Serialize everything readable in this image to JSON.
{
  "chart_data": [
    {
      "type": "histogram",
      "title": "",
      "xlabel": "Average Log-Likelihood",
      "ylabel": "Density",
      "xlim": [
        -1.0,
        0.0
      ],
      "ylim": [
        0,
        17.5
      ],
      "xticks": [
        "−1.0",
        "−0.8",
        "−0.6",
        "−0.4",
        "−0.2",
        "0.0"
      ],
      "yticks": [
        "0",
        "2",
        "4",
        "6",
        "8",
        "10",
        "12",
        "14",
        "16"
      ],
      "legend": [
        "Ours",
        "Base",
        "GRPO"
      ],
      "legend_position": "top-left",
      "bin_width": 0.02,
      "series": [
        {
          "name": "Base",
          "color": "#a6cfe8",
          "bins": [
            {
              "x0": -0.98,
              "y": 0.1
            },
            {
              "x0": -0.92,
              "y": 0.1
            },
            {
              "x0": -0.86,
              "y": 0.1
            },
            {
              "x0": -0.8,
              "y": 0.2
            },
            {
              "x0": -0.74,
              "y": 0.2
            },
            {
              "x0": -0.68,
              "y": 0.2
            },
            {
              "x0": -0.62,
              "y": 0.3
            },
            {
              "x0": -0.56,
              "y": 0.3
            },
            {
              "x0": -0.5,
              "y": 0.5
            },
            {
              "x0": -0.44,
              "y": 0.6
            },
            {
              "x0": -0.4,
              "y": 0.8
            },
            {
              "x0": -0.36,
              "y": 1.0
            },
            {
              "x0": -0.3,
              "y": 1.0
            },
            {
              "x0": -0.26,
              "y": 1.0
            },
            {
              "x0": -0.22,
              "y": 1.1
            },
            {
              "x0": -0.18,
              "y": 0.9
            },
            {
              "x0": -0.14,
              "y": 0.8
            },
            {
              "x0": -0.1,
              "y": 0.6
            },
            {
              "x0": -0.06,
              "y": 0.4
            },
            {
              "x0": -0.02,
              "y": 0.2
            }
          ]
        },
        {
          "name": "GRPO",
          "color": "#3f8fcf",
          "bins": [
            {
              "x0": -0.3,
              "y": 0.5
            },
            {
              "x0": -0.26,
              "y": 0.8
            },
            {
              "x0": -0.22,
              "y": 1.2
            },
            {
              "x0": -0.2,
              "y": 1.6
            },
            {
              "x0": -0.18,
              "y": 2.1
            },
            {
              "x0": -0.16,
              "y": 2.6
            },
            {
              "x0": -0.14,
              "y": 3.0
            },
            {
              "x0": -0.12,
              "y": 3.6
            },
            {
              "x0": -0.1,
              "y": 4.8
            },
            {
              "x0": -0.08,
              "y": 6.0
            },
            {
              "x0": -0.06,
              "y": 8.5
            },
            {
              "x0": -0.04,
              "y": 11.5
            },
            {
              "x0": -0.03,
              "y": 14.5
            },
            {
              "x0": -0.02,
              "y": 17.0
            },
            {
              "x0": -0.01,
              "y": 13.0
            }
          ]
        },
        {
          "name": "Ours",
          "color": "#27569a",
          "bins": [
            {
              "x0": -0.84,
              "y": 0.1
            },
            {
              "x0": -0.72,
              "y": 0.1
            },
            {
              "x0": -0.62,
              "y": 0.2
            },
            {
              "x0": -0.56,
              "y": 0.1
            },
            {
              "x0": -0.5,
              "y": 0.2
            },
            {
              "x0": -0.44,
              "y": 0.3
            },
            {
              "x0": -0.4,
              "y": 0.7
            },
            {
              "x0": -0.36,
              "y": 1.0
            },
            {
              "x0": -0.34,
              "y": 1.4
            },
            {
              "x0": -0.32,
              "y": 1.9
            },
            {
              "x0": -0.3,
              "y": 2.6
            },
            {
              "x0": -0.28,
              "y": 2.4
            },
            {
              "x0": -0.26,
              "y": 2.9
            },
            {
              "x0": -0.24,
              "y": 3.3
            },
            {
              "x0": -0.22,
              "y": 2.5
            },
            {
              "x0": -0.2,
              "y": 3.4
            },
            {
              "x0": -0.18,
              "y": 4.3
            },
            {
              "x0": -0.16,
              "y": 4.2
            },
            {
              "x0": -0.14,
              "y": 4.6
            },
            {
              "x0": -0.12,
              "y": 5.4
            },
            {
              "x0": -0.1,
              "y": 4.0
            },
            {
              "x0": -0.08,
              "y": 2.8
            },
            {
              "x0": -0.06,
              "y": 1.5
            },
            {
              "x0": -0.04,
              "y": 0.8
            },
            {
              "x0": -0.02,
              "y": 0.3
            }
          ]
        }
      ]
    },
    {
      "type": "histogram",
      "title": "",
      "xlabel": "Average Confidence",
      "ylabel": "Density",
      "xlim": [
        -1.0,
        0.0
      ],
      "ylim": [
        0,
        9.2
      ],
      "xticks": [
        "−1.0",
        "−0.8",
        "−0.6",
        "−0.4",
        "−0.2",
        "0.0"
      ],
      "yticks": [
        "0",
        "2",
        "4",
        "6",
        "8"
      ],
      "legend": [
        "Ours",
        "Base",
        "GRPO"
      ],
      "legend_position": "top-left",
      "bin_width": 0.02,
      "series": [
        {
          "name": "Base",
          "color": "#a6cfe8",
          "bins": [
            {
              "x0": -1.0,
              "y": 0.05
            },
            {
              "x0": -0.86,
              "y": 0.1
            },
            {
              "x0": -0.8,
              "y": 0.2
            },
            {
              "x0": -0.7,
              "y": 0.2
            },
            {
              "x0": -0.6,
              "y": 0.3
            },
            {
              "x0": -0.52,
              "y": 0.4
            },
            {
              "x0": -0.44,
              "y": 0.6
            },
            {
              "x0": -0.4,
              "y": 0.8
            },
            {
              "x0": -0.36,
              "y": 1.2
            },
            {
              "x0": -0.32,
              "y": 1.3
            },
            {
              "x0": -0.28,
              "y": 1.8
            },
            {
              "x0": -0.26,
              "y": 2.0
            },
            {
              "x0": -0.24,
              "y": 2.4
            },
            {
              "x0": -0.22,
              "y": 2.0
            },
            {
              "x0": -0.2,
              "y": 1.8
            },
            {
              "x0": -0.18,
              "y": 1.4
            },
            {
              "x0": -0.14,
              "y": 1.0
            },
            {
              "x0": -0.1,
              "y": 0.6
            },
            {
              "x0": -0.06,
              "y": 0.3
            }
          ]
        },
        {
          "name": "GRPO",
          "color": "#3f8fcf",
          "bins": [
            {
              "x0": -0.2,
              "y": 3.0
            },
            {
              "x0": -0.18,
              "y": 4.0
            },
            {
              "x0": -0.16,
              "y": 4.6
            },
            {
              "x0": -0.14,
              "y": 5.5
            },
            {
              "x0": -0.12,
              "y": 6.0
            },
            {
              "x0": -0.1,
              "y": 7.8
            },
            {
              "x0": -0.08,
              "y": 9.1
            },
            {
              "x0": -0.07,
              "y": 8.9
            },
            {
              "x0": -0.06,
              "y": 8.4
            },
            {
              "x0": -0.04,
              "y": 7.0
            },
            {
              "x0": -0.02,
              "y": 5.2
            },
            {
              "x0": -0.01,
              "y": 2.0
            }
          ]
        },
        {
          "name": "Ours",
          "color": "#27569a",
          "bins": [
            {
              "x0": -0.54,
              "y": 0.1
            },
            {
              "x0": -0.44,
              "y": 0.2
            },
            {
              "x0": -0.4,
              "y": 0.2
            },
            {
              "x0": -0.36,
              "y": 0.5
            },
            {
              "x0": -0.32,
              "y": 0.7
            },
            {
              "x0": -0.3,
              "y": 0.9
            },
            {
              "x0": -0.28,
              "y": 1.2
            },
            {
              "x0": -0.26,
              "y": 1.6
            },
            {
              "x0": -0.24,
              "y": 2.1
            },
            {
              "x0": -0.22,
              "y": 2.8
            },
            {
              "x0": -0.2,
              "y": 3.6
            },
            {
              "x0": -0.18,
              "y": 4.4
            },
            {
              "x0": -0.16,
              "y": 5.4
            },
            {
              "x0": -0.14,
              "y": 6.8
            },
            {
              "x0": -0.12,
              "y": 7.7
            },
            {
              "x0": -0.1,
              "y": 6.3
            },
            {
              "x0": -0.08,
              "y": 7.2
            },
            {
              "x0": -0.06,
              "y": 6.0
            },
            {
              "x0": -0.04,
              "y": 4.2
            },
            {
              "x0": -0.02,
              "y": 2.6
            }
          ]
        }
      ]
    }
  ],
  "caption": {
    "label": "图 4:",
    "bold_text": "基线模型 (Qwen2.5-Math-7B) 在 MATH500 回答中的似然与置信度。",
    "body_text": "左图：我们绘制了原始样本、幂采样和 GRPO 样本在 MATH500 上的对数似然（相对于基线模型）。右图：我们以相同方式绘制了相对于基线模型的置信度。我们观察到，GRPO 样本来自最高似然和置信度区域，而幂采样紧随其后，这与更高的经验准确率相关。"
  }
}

⁂

§ **WHAT THE EXERCISE ASKS**:
Find the lines above that include the string "Average" and copy them.

§ **TASK ANSWER**:
      "xlabel": "Average Log-Likelihood",
      "xlabel": "Average Confidence",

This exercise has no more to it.